Extract, from the records beneath this instruction, each line that contains the word "JSON".

Chart and figure data:
- - -

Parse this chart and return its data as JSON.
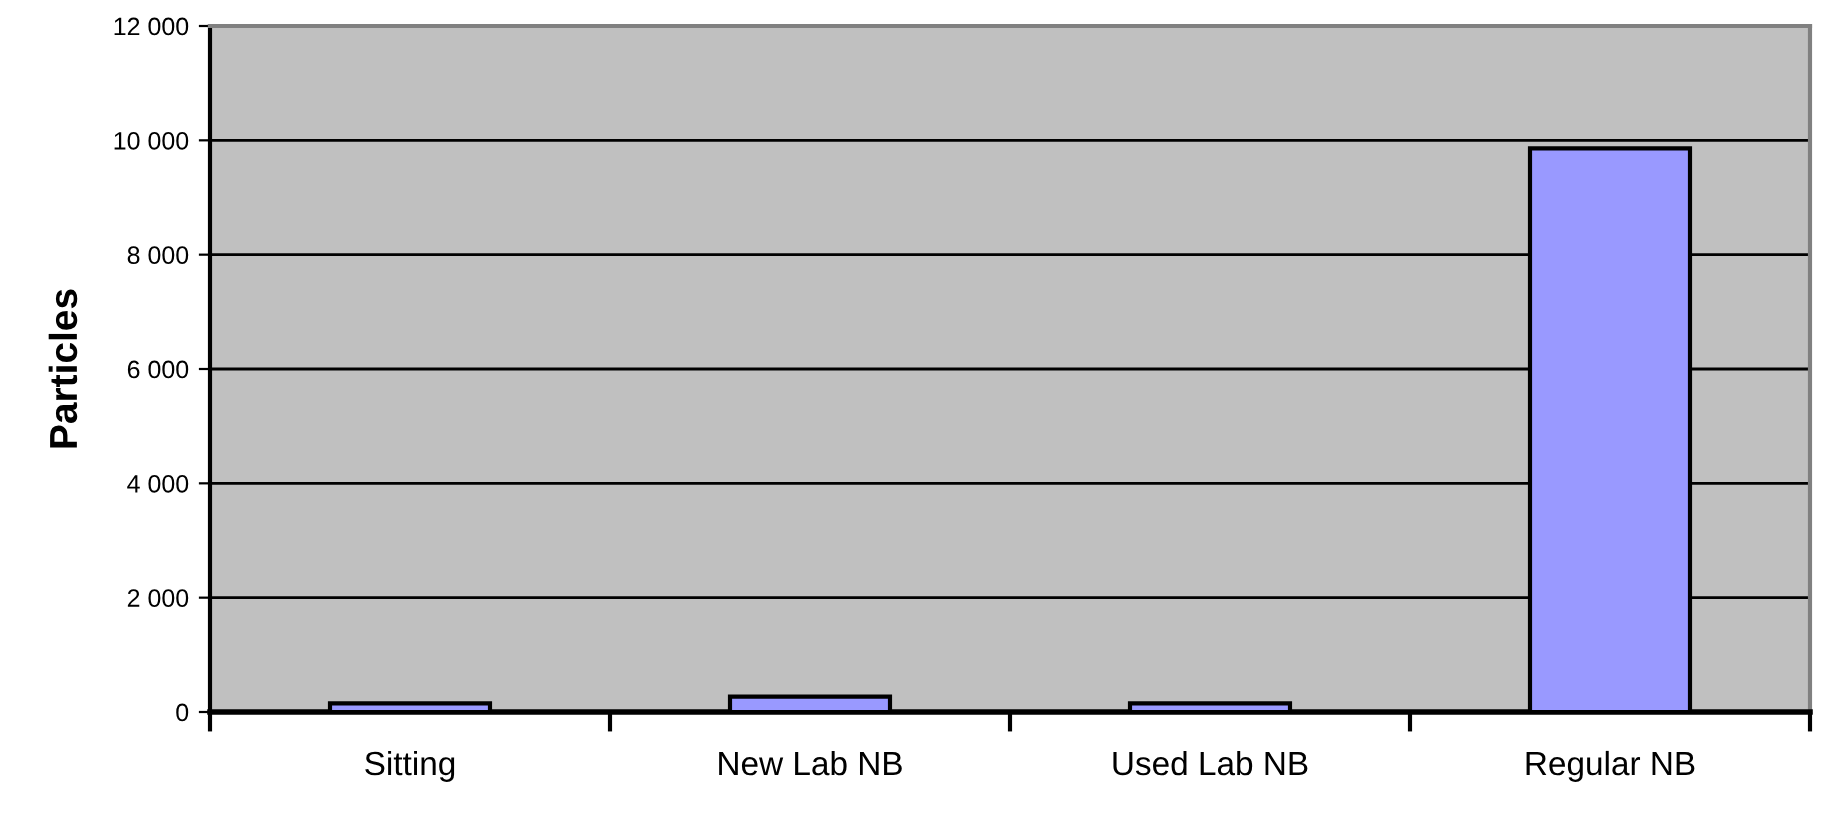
{
  "chart_data": {
    "type": "bar",
    "ylabel": "Particles",
    "categories": [
      "Sitting",
      "New Lab NB",
      "Used Lab NB",
      "Regular NB"
    ],
    "values": [
      150,
      270,
      150,
      9860
    ],
    "color": "#9999ff",
    "ylim": [
      0,
      12000
    ],
    "yticks": [
      0,
      {
        "value": 2000,
        "label": "2 000"
      },
      {
        "value": 4000,
        "label": "4 000"
      },
      {
        "value": 6000,
        "label": "6 000"
      },
      {
        "value": 8000,
        "label": "8 000"
      },
      {
        "value": 10000,
        "label": "10 000"
      },
      {
        "value": 12000,
        "label": "12 000"
      }
    ],
    "grid": "y"
  }
}
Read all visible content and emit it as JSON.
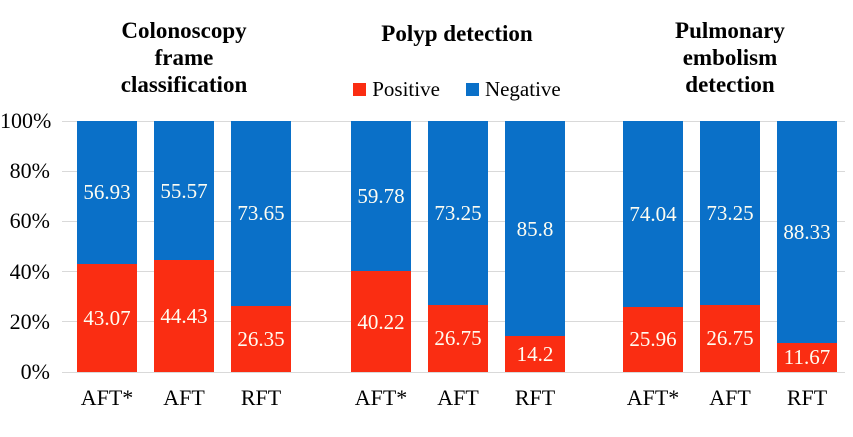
{
  "chart_data": {
    "type": "bar",
    "stacked": true,
    "unit": "percent",
    "ylim": [
      0,
      100
    ],
    "ytick_step": 20,
    "yticks": [
      "0%",
      "20%",
      "40%",
      "60%",
      "80%",
      "100%"
    ],
    "grid": "horizontal",
    "legend": {
      "position": "top-center",
      "items": [
        "Positive",
        "Negative"
      ]
    },
    "groups": [
      {
        "title_lines": [
          "Colonoscopy",
          "frame",
          "classification"
        ],
        "categories": [
          "AFT*",
          "AFT",
          "RFT"
        ],
        "series": [
          {
            "name": "Positive",
            "values": [
              43.07,
              44.43,
              26.35
            ]
          },
          {
            "name": "Negative",
            "values": [
              56.93,
              55.57,
              73.65
            ]
          }
        ]
      },
      {
        "title_lines": [
          "Polyp detection"
        ],
        "categories": [
          "AFT*",
          "AFT",
          "RFT"
        ],
        "series": [
          {
            "name": "Positive",
            "values": [
              40.22,
              26.75,
              14.2
            ]
          },
          {
            "name": "Negative",
            "values": [
              59.78,
              73.25,
              85.8
            ]
          }
        ]
      },
      {
        "title_lines": [
          "Pulmonary",
          "embolism",
          "detection"
        ],
        "categories": [
          "AFT*",
          "AFT",
          "RFT"
        ],
        "series": [
          {
            "name": "Positive",
            "values": [
              25.96,
              26.75,
              11.67
            ]
          },
          {
            "name": "Negative",
            "values": [
              74.04,
              73.25,
              88.33
            ]
          }
        ]
      }
    ]
  },
  "colors": {
    "positive": "#fa2d12",
    "negative": "#0a70c8",
    "gridline": "#d9d9d9",
    "value_label": "#fefdf2",
    "text": "#000000",
    "background": "#ffffff"
  }
}
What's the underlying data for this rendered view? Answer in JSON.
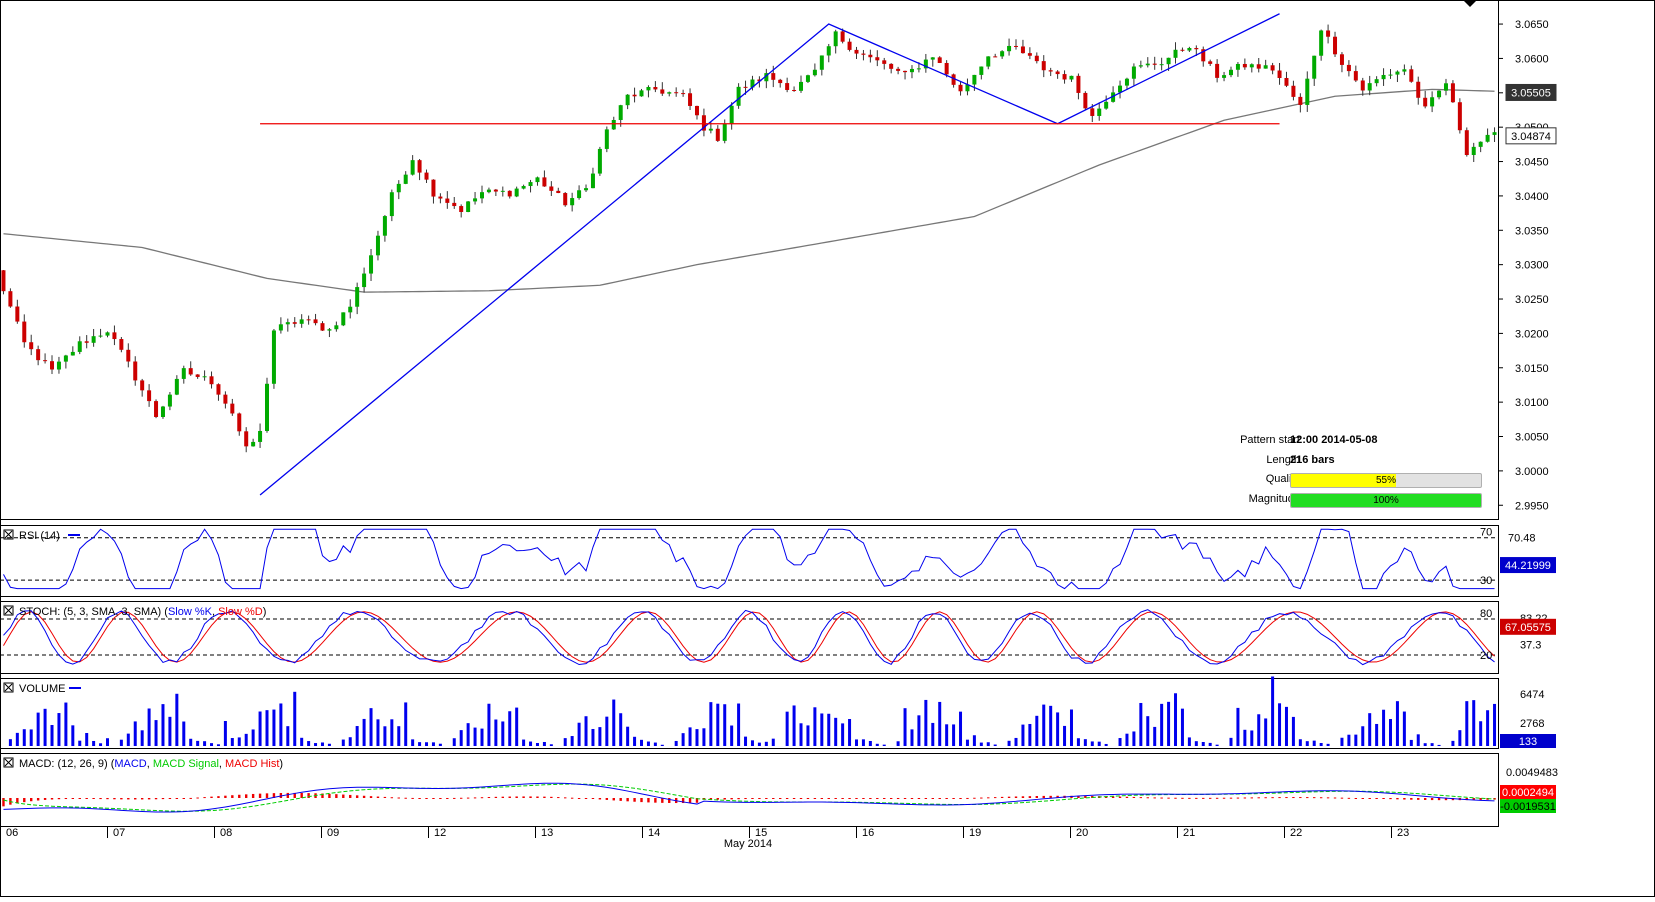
{
  "chart_data": {
    "type": "candlestick",
    "instrument_note": "",
    "x_axis": {
      "day_labels": [
        "06",
        "07",
        "08",
        "09",
        "12",
        "13",
        "14",
        "15",
        "16",
        "19",
        "20",
        "21",
        "22",
        "23"
      ],
      "month_label": "May 2014"
    },
    "price_panel": {
      "ylim": [
        2.993,
        3.0685
      ],
      "y_ticks": [
        "3.0650",
        "3.0600",
        "3.0550",
        "3.0500",
        "3.0450",
        "3.0400",
        "3.0350",
        "3.0300",
        "3.0250",
        "3.0200",
        "3.0150",
        "3.0100",
        "3.0050",
        "3.0000",
        "2.9950"
      ],
      "badges": [
        {
          "label": "3.05505",
          "value": 3.05505,
          "bg": "#333333",
          "fg": "#ffffff"
        },
        {
          "label": "3.04874",
          "value": 3.04874,
          "bg": "#ffffff",
          "fg": "#000000"
        }
      ],
      "candles_approx_count": 216,
      "anchor_path": [
        {
          "bar": 0,
          "price": 3.029
        },
        {
          "bar": 4,
          "price": 3.0185
        },
        {
          "bar": 8,
          "price": 3.0145
        },
        {
          "bar": 12,
          "price": 3.0185
        },
        {
          "bar": 16,
          "price": 3.0205
        },
        {
          "bar": 19,
          "price": 3.0155
        },
        {
          "bar": 23,
          "price": 3.008
        },
        {
          "bar": 27,
          "price": 3.0145
        },
        {
          "bar": 31,
          "price": 3.013
        },
        {
          "bar": 34,
          "price": 3.0085
        },
        {
          "bar": 36,
          "price": 3.003
        },
        {
          "bar": 38,
          "price": 3.0055
        },
        {
          "bar": 40,
          "price": 3.0205
        },
        {
          "bar": 44,
          "price": 3.022
        },
        {
          "bar": 48,
          "price": 3.0205
        },
        {
          "bar": 51,
          "price": 3.024
        },
        {
          "bar": 54,
          "price": 3.0315
        },
        {
          "bar": 57,
          "price": 3.04
        },
        {
          "bar": 60,
          "price": 3.0455
        },
        {
          "bar": 63,
          "price": 3.0405
        },
        {
          "bar": 67,
          "price": 3.038
        },
        {
          "bar": 70,
          "price": 3.0405
        },
        {
          "bar": 74,
          "price": 3.0405
        },
        {
          "bar": 78,
          "price": 3.0425
        },
        {
          "bar": 82,
          "price": 3.039
        },
        {
          "bar": 85,
          "price": 3.041
        },
        {
          "bar": 88,
          "price": 3.0495
        },
        {
          "bar": 91,
          "price": 3.0545
        },
        {
          "bar": 95,
          "price": 3.0555
        },
        {
          "bar": 99,
          "price": 3.0545
        },
        {
          "bar": 102,
          "price": 3.05
        },
        {
          "bar": 104,
          "price": 3.0485
        },
        {
          "bar": 107,
          "price": 3.0555
        },
        {
          "bar": 111,
          "price": 3.0575
        },
        {
          "bar": 115,
          "price": 3.0555
        },
        {
          "bar": 118,
          "price": 3.058
        },
        {
          "bar": 121,
          "price": 3.0635
        },
        {
          "bar": 124,
          "price": 3.061
        },
        {
          "bar": 127,
          "price": 3.0595
        },
        {
          "bar": 131,
          "price": 3.0575
        },
        {
          "bar": 135,
          "price": 3.0605
        },
        {
          "bar": 139,
          "price": 3.055
        },
        {
          "bar": 143,
          "price": 3.0605
        },
        {
          "bar": 147,
          "price": 3.0615
        },
        {
          "bar": 151,
          "price": 3.0585
        },
        {
          "bar": 155,
          "price": 3.057
        },
        {
          "bar": 158,
          "price": 3.0515
        },
        {
          "bar": 161,
          "price": 3.0555
        },
        {
          "bar": 164,
          "price": 3.0585
        },
        {
          "bar": 168,
          "price": 3.0595
        },
        {
          "bar": 172,
          "price": 3.062
        },
        {
          "bar": 176,
          "price": 3.0575
        },
        {
          "bar": 180,
          "price": 3.059
        },
        {
          "bar": 184,
          "price": 3.0585
        },
        {
          "bar": 188,
          "price": 3.053
        },
        {
          "bar": 191,
          "price": 3.0645
        },
        {
          "bar": 194,
          "price": 3.0595
        },
        {
          "bar": 197,
          "price": 3.0555
        },
        {
          "bar": 200,
          "price": 3.0575
        },
        {
          "bar": 203,
          "price": 3.0585
        },
        {
          "bar": 206,
          "price": 3.0525
        },
        {
          "bar": 209,
          "price": 3.0565
        },
        {
          "bar": 212,
          "price": 3.0465
        },
        {
          "bar": 214,
          "price": 3.048
        },
        {
          "bar": 216,
          "price": 3.0487
        }
      ],
      "moving_average": [
        {
          "bar": 0,
          "price": 3.0345
        },
        {
          "bar": 20,
          "price": 3.0325
        },
        {
          "bar": 38,
          "price": 3.028
        },
        {
          "bar": 52,
          "price": 3.026
        },
        {
          "bar": 70,
          "price": 3.0262
        },
        {
          "bar": 86,
          "price": 3.027
        },
        {
          "bar": 100,
          "price": 3.03
        },
        {
          "bar": 120,
          "price": 3.0335
        },
        {
          "bar": 140,
          "price": 3.037
        },
        {
          "bar": 158,
          "price": 3.0445
        },
        {
          "bar": 176,
          "price": 3.051
        },
        {
          "bar": 192,
          "price": 3.0545
        },
        {
          "bar": 206,
          "price": 3.0555
        },
        {
          "bar": 216,
          "price": 3.0552
        }
      ],
      "pattern_lines": [
        {
          "color": "#0000ee",
          "points": [
            {
              "bar": 37,
              "price": 2.9965
            },
            {
              "bar": 119,
              "price": 3.065
            },
            {
              "bar": 152,
              "price": 3.0505
            },
            {
              "bar": 184,
              "price": 3.0665
            }
          ]
        },
        {
          "color": "#ee0000",
          "points": [
            {
              "bar": 37,
              "price": 3.0505
            },
            {
              "bar": 184,
              "price": 3.0505
            }
          ]
        }
      ],
      "pattern_info": {
        "pattern_start_label": "Pattern start",
        "pattern_start_value": "12:00 2014-05-08",
        "length_label": "Length",
        "length_value": "216 bars",
        "quality_label": "Quality",
        "quality_value": "55%",
        "quality_fraction": 0.55,
        "quality_color": "#ffff00",
        "magnitude_label": "Magnitude",
        "magnitude_value": "100%",
        "magnitude_fraction": 1.0,
        "magnitude_color": "#22dd22"
      }
    },
    "rsi_panel": {
      "label": "RSI (14)",
      "ylim": [
        15,
        82
      ],
      "levels": [
        70,
        30
      ],
      "tick_labels": [
        "70",
        "70.48",
        "30"
      ],
      "badge": "44.21999",
      "line_color": "#0000ee"
    },
    "stoch_panel": {
      "label": "STOCH: (5, 3, SMA, 3, SMA)",
      "k_label": "Slow %K",
      "d_label": "Slow %D",
      "levels": [
        80,
        20
      ],
      "tick_labels": [
        "80",
        "83.22",
        "37.3",
        "20"
      ],
      "badge": "67.05575",
      "k_color": "#0000ee",
      "d_color": "#ee0000"
    },
    "volume_panel": {
      "label": "VOLUME",
      "tick_labels": [
        "6474",
        "2768"
      ],
      "badge": "133",
      "bar_color": "#0000ee"
    },
    "macd_panel": {
      "label": "MACD: (12, 26, 9)",
      "macd_label": "MACD",
      "signal_label": "MACD Signal",
      "hist_label": "MACD Hist",
      "tick_labels": [
        "0.0049483"
      ],
      "badges": [
        {
          "label": "0.0002494",
          "bg": "#ff0000",
          "fg": "#ffffff"
        },
        {
          "label": "-0.0019531",
          "bg": "#00cc00",
          "fg": "#000000"
        }
      ],
      "macd_color": "#0000ee",
      "signal_color": "#00cc00",
      "hist_color": "#ee0000"
    },
    "colors": {
      "up_candle": "#00aa00",
      "down_candle": "#cc0000",
      "wick": "#333333"
    }
  }
}
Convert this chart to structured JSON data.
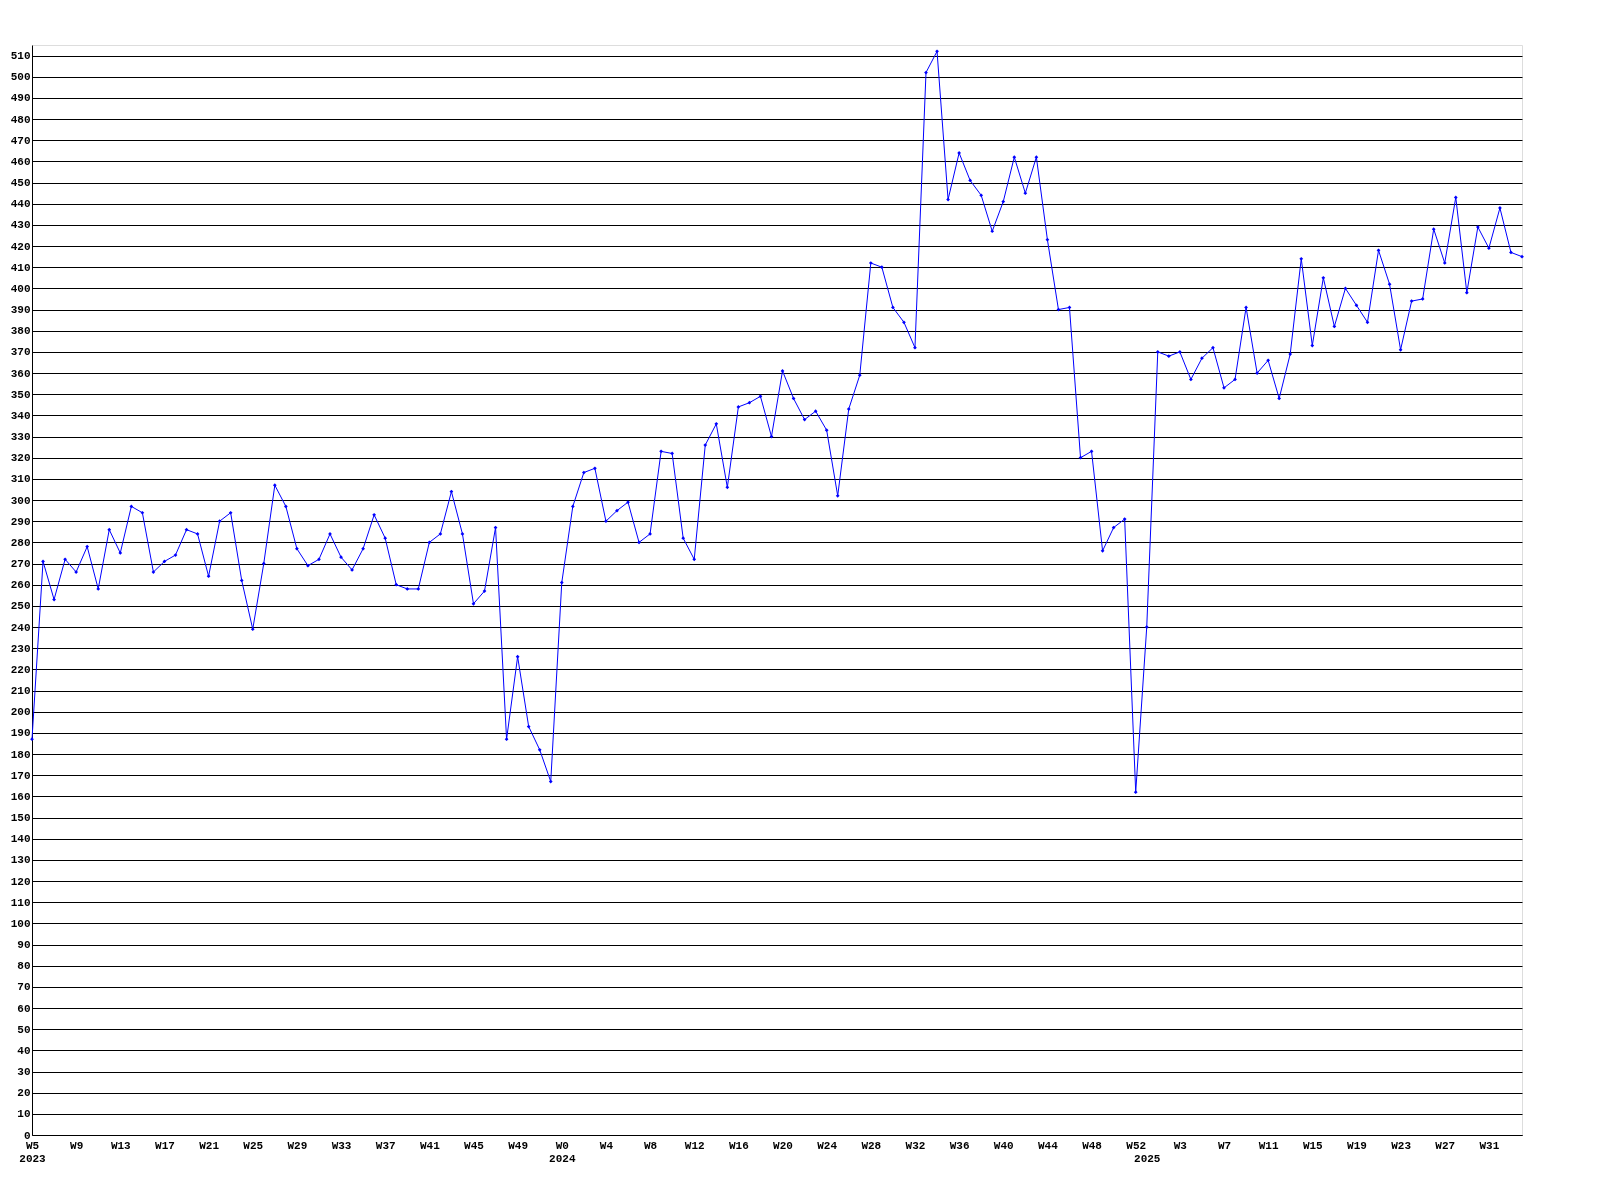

- - -

• _Written response_:
Parse this chart and return its data as JSON.
Read all visible content and emit it as JSON.
What's the underlying data for this rendered view? Answer in JSON.
Convert this chart to structured JSON data.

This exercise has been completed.